▶ _EXERCISE_
Give back every line exactly as it appears, pictures excluded.

▶ _Records that describe figures_
..........
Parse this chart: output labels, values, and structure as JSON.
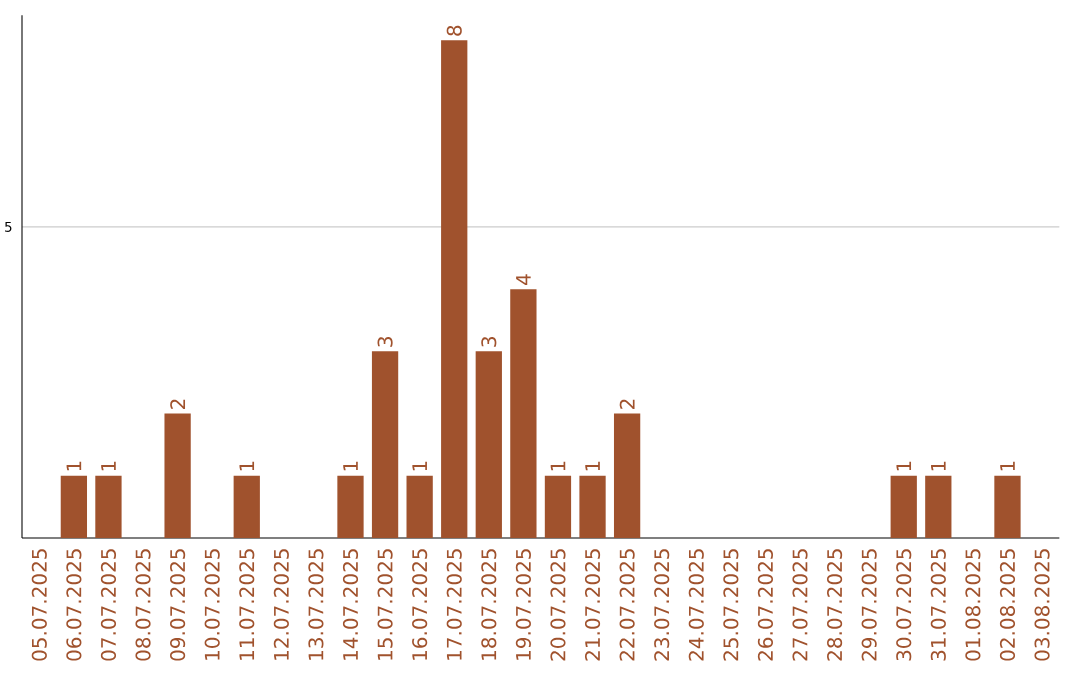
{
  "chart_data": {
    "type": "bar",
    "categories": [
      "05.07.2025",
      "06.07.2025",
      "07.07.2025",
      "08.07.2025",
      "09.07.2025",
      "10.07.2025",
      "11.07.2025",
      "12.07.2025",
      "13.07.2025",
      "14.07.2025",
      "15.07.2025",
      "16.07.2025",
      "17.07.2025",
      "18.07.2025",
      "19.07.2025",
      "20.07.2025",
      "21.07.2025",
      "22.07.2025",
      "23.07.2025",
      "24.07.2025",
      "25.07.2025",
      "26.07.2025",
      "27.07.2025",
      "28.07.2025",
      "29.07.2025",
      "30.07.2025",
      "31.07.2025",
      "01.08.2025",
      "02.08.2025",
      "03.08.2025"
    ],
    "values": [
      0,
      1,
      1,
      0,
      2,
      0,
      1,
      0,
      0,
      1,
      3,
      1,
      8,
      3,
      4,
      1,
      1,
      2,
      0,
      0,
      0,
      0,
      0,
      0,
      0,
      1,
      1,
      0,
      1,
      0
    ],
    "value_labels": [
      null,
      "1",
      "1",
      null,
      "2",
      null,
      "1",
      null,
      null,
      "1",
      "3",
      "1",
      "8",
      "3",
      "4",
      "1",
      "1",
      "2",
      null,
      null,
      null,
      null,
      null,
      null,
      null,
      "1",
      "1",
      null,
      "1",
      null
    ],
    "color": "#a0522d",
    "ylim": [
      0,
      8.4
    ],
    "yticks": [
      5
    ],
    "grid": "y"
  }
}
..........
▶ _WRITTEN RESPONSE_
Parse this chart: output labels, values, and structure as JSON.
{
  "chart_data": {
    "type": "bar",
    "categories": [
      "05.07.2025",
      "06.07.2025",
      "07.07.2025",
      "08.07.2025",
      "09.07.2025",
      "10.07.2025",
      "11.07.2025",
      "12.07.2025",
      "13.07.2025",
      "14.07.2025",
      "15.07.2025",
      "16.07.2025",
      "17.07.2025",
      "18.07.2025",
      "19.07.2025",
      "20.07.2025",
      "21.07.2025",
      "22.07.2025",
      "23.07.2025",
      "24.07.2025",
      "25.07.2025",
      "26.07.2025",
      "27.07.2025",
      "28.07.2025",
      "29.07.2025",
      "30.07.2025",
      "31.07.2025",
      "01.08.2025",
      "02.08.2025",
      "03.08.2025"
    ],
    "values": [
      0,
      1,
      1,
      0,
      2,
      0,
      1,
      0,
      0,
      1,
      3,
      1,
      8,
      3,
      4,
      1,
      1,
      2,
      0,
      0,
      0,
      0,
      0,
      0,
      0,
      1,
      1,
      0,
      1,
      0
    ],
    "value_labels": [
      null,
      "1",
      "1",
      null,
      "2",
      null,
      "1",
      null,
      null,
      "1",
      "3",
      "1",
      "8",
      "3",
      "4",
      "1",
      "1",
      "2",
      null,
      null,
      null,
      null,
      null,
      null,
      null,
      "1",
      "1",
      null,
      "1",
      null
    ],
    "color": "#a0522d",
    "ylim": [
      0,
      8.4
    ],
    "yticks": [
      5
    ],
    "grid": "y"
  }
}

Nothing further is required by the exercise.